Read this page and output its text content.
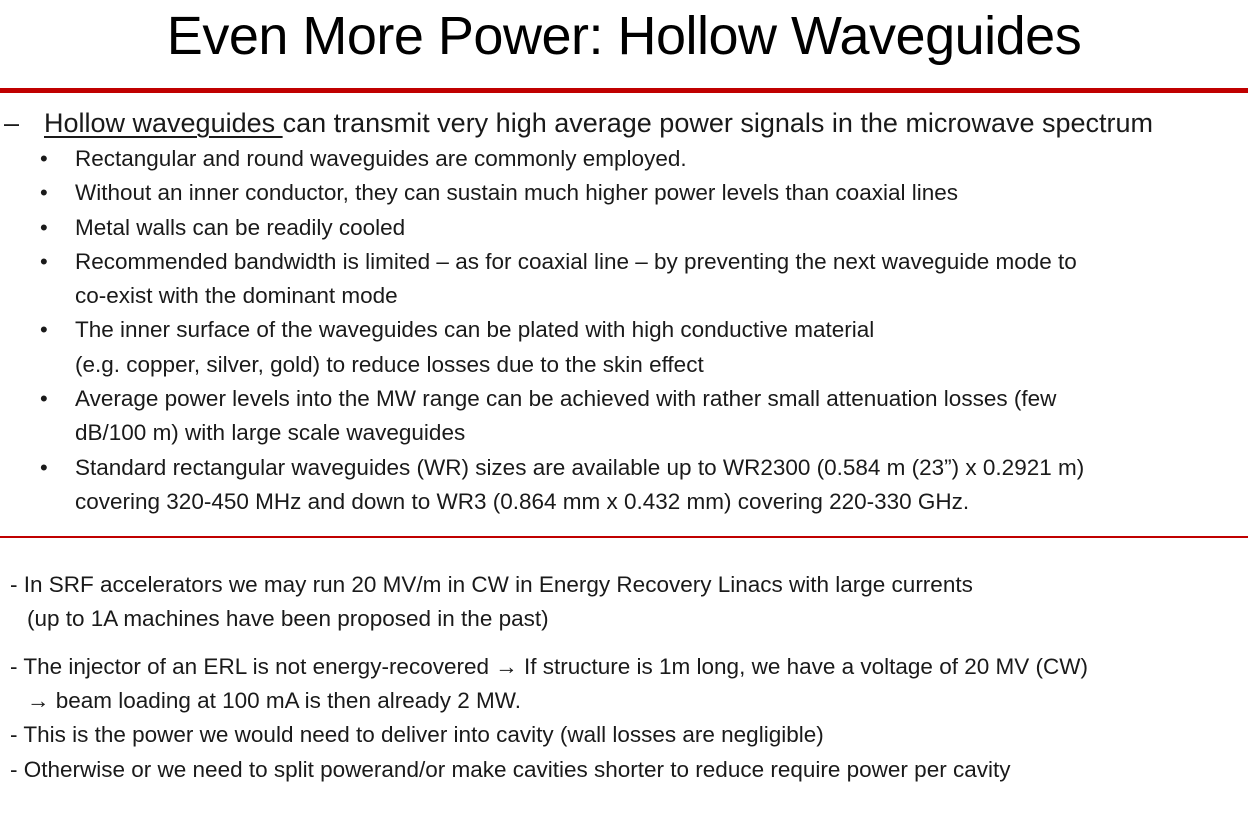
Even More Power: Hollow Waveguides
– Hollow waveguides can transmit very high average power signals in the microwave spectrum
• Rectangular and round waveguides are commonly employed.
• Without an inner conductor, they can sustain much higher power levels than coaxial lines
• Metal walls can be readily cooled
• Recommended bandwidth is limited – as for coaxial line – by preventing the next waveguide mode to
co-exist with the dominant mode
• The inner surface of the waveguides can be plated with high conductive material
(e.g. copper, silver, gold) to reduce losses due to the skin effect
• Average power levels into the MW range can be achieved with rather small attenuation losses (few
dB/100 m) with large scale waveguides
• Standard rectangular waveguides (WR) sizes are available up to WR2300 (0.584 m (23”) x 0.2921 m)
covering 320-450 MHz and down to WR3 (0.864 mm x 0.432 mm) covering 220-330 GHz.
- In SRF accelerators we may run 20 MV/m in CW in Energy Recovery Linacs with large currents
(up to 1A machines have been proposed in the past)
- The injector of an ERL is not energy-recovered → If structure is 1m long, we have a voltage of 20 MV (CW)
→ beam loading at 100 mA is then already 2 MW.
- This is the power we would need to deliver into cavity (wall losses are negligible)
- Otherwise or we need to split powerand/or make cavities shorter to reduce require power per cavity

WHAT NEEDS TO BE DONE
Leave the images out, please, and restate each line word for word.

TASK OUTPUT
Read this page and output its text content.
Even More Power: Hollow Waveguides
– Hollow waveguides can transmit very high average power signals in the microwave spectrum
• Rectangular and round waveguides are commonly employed.
• Without an inner conductor, they can sustain much higher power levels than coaxial lines
• Metal walls can be readily cooled
• Recommended bandwidth is limited – as for coaxial line – by preventing the next waveguide mode to
co-exist with the dominant mode
• The inner surface of the waveguides can be plated with high conductive material
(e.g. copper, silver, gold) to reduce losses due to the skin effect
• Average power levels into the MW range can be achieved with rather small attenuation losses (few
dB/100 m) with large scale waveguides
• Standard rectangular waveguides (WR) sizes are available up to WR2300 (0.584 m (23”) x 0.2921 m)
covering 320-450 MHz and down to WR3 (0.864 mm x 0.432 mm) covering 220-330 GHz.
- In SRF accelerators we may run 20 MV/m in CW in Energy Recovery Linacs with large currents
(up to 1A machines have been proposed in the past)
- The injector of an ERL is not energy-recovered → If structure is 1m long, we have a voltage of 20 MV (CW)
→ beam loading at 100 mA is then already 2 MW.
- This is the power we would need to deliver into cavity (wall losses are negligible)
- Otherwise or we need to split powerand/or make cavities shorter to reduce require power per cavity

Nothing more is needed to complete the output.